## Start DATASET RECORDS

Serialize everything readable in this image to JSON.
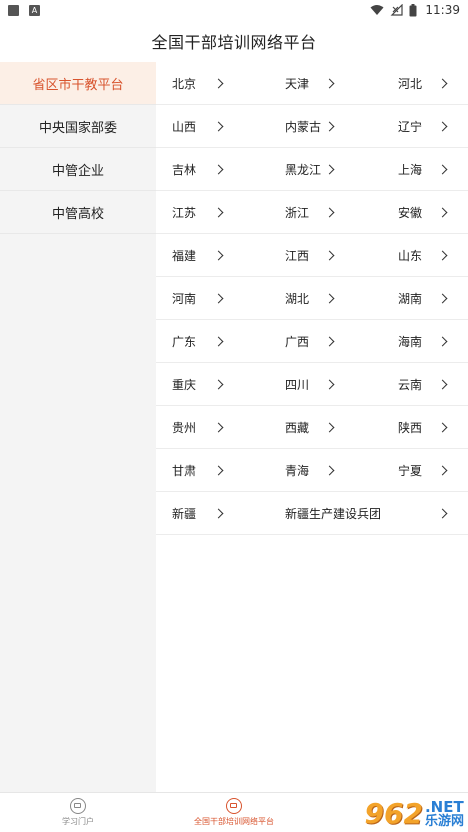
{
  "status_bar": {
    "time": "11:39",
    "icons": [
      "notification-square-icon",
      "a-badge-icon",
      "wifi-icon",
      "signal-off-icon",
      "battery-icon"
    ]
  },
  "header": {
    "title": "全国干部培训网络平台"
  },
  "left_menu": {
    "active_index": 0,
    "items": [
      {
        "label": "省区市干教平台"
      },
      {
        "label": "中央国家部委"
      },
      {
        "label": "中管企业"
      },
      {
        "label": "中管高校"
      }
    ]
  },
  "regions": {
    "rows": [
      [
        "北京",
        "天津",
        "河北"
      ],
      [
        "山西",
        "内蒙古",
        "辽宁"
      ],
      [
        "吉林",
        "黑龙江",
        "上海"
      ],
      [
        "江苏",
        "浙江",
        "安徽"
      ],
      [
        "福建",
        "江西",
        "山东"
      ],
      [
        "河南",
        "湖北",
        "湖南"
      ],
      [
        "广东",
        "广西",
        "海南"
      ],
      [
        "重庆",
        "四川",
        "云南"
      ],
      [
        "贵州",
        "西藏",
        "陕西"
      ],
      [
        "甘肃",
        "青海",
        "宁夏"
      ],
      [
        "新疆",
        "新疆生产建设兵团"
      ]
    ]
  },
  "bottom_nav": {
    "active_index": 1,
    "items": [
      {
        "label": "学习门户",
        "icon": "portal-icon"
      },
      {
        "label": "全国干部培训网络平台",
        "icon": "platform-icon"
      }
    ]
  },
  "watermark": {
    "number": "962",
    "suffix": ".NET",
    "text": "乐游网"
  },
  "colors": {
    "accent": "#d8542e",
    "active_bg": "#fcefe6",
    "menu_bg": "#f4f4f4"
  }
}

## End DATASET RECORDS
## Start DATASET RECORDS

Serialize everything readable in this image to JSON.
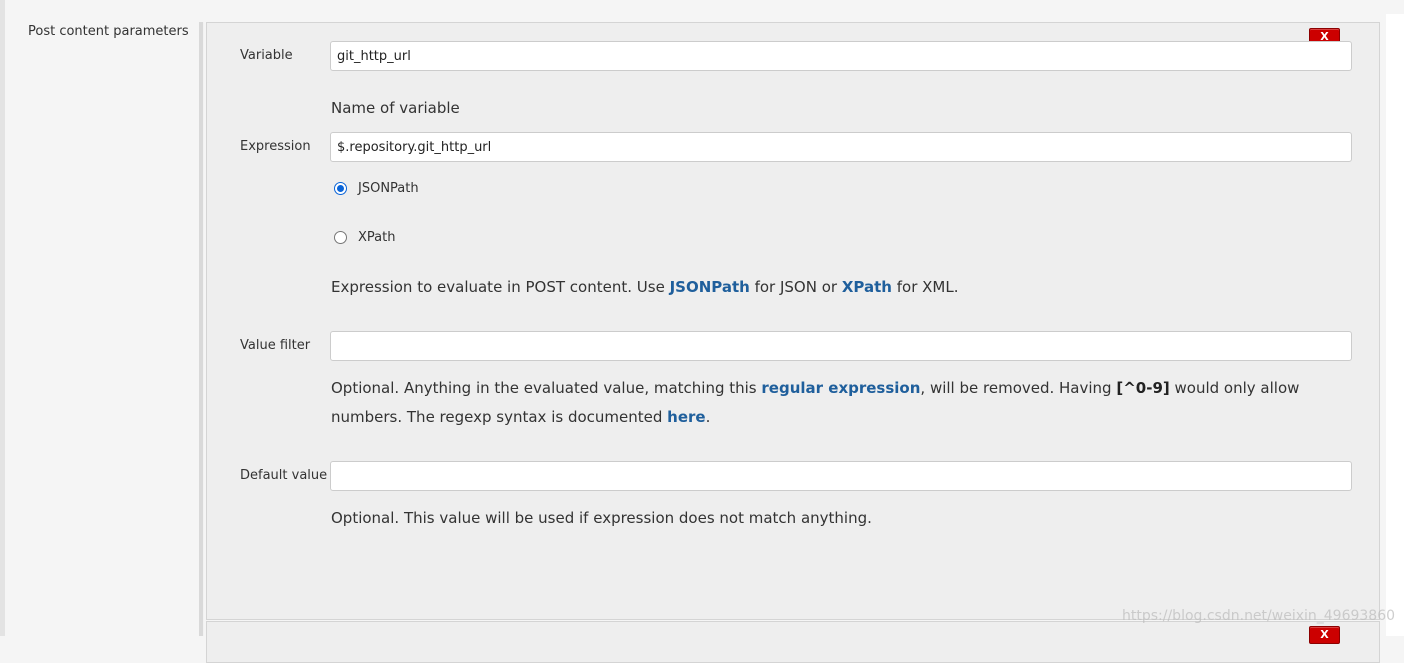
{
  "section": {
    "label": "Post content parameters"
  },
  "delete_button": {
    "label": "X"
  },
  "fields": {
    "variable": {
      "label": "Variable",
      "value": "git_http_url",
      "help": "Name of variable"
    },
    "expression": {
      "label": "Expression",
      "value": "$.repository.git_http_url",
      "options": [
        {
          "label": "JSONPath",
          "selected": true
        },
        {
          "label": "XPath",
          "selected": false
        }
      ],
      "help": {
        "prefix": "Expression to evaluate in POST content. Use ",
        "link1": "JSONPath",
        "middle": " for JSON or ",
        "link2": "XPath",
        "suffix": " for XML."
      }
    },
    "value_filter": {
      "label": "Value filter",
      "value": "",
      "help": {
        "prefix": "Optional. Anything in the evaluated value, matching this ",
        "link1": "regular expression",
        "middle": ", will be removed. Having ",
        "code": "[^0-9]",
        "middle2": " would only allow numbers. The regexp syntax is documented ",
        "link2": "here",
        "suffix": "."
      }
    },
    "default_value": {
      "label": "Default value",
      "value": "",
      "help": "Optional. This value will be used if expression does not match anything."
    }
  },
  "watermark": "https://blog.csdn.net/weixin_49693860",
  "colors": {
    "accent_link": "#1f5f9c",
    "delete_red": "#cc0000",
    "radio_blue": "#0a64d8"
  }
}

## End DATASET RECORDS

→ TASK STATEMENT
Lines of the material that contain the word "will" are to be gathered.

→ TASK SOLUTION
        "middle": ", will be removed. Having ",
      "help": "Optional. This value will be used if expression does not match anything."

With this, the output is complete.